[Begin SUPPLIED RECORDS]

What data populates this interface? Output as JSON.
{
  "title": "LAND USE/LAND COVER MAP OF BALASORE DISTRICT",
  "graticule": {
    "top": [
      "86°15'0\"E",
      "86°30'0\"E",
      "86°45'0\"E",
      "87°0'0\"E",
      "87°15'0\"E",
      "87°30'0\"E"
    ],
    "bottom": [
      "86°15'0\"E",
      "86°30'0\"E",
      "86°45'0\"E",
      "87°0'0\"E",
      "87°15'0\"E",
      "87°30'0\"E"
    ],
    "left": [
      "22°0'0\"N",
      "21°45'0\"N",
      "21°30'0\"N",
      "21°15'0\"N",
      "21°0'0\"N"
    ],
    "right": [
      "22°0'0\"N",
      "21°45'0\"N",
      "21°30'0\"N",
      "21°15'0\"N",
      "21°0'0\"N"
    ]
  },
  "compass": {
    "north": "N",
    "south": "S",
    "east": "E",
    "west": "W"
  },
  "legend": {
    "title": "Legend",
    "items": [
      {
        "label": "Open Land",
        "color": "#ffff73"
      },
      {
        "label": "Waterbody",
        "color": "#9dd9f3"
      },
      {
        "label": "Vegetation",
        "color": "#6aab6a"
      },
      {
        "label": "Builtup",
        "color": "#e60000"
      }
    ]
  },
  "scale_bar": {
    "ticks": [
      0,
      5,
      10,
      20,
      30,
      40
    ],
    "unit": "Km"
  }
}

[End SUPPLIED RECORDS]

Reproduce every line of the listing above in which the string "label" appears.

● SOLUTION FOR THIS TASK:
        "label": "Open Land",
        "label": "Waterbody",
        "label": "Vegetation",
        "label": "Builtup",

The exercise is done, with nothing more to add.